Required work: Print the complete set of entries exactly.

Provided data:
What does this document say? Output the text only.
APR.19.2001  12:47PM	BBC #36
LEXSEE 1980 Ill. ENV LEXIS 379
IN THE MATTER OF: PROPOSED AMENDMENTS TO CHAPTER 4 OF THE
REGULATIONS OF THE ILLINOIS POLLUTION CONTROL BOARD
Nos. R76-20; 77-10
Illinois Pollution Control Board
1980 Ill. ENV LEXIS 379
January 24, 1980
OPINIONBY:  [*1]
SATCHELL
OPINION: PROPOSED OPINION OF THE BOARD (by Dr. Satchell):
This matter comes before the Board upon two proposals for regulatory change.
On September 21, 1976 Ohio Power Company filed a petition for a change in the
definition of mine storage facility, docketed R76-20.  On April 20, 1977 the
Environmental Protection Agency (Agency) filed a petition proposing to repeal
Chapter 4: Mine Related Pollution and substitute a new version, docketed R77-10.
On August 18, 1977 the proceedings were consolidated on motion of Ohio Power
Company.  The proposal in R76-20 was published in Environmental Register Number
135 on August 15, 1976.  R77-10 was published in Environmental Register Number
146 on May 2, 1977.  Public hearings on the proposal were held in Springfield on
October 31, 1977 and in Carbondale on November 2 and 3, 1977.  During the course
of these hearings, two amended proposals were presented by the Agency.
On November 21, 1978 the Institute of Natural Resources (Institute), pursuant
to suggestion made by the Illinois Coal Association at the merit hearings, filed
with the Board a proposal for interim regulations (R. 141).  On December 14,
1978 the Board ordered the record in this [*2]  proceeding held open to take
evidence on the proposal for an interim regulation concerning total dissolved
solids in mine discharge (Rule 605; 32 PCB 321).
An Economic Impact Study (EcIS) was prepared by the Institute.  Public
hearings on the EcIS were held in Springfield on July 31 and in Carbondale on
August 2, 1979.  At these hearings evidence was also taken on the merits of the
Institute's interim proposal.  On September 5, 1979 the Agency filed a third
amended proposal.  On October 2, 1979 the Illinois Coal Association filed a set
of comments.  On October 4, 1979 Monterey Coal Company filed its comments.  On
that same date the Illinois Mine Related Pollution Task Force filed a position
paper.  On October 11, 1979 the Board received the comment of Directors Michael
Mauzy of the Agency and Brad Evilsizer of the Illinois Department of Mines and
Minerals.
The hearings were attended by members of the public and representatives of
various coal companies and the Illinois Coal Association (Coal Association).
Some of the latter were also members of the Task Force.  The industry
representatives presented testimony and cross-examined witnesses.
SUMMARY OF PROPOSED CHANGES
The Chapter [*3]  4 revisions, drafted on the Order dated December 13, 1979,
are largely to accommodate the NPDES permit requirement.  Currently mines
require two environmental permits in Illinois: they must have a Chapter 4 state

Response below:
What does this document say? Output the text only.
APR.19.2001  12:47PM	BBC #36
LEXSEE 1980 Ill. ENV LEXIS 379
IN THE MATTER OF: PROPOSED AMENDMENTS TO CHAPTER 4 OF THE
REGULATIONS OF THE ILLINOIS POLLUTION CONTROL BOARD
Nos. R76-20; 77-10
Illinois Pollution Control Board
1980 Ill. ENV LEXIS 379
January 24, 1980
OPINIONBY:  [*1]
SATCHELL
OPINION: PROPOSED OPINION OF THE BOARD (by Dr. Satchell):
This matter comes before the Board upon two proposals for regulatory change.
On September 21, 1976 Ohio Power Company filed a petition for a change in the
definition of mine storage facility, docketed R76-20.  On April 20, 1977 the
Environmental Protection Agency (Agency) filed a petition proposing to repeal
Chapter 4: Mine Related Pollution and substitute a new version, docketed R77-10.
On August 18, 1977 the proceedings were consolidated on motion of Ohio Power
Company.  The proposal in R76-20 was published in Environmental Register Number
135 on August 15, 1976.  R77-10 was published in Environmental Register Number
146 on May 2, 1977.  Public hearings on the proposal were held in Springfield on
October 31, 1977 and in Carbondale on November 2 and 3, 1977.  During the course
of these hearings, two amended proposals were presented by the Agency.
On November 21, 1978 the Institute of Natural Resources (Institute), pursuant
to suggestion made by the Illinois Coal Association at the merit hearings, filed
with the Board a proposal for interim regulations (R. 141).  On December 14,
1978 the Board ordered the record in this [*2]  proceeding held open to take
evidence on the proposal for an interim regulation concerning total dissolved
solids in mine discharge (Rule 605; 32 PCB 321).
An Economic Impact Study (EcIS) was prepared by the Institute.  Public
hearings on the EcIS were held in Springfield on July 31 and in Carbondale on
August 2, 1979.  At these hearings evidence was also taken on the merits of the
Institute's interim proposal.  On September 5, 1979 the Agency filed a third
amended proposal.  On October 2, 1979 the Illinois Coal Association filed a set
of comments.  On October 4, 1979 Monterey Coal Company filed its comments.  On
that same date the Illinois Mine Related Pollution Task Force filed a position
paper.  On October 11, 1979 the Board received the comment of Directors Michael
Mauzy of the Agency and Brad Evilsizer of the Illinois Department of Mines and
Minerals.
The hearings were attended by members of the public and representatives of
various coal companies and the Illinois Coal Association (Coal Association).
Some of the latter were also members of the Task Force.  The industry
representatives presented testimony and cross-examined witnesses.
SUMMARY OF PROPOSED CHANGES
The Chapter [*3]  4 revisions, drafted on the Order dated December 13, 1979,
are largely to accommodate the NPDES permit requirement.  Currently mines
require two environmental permits in Illinois: they must have a Chapter 4 state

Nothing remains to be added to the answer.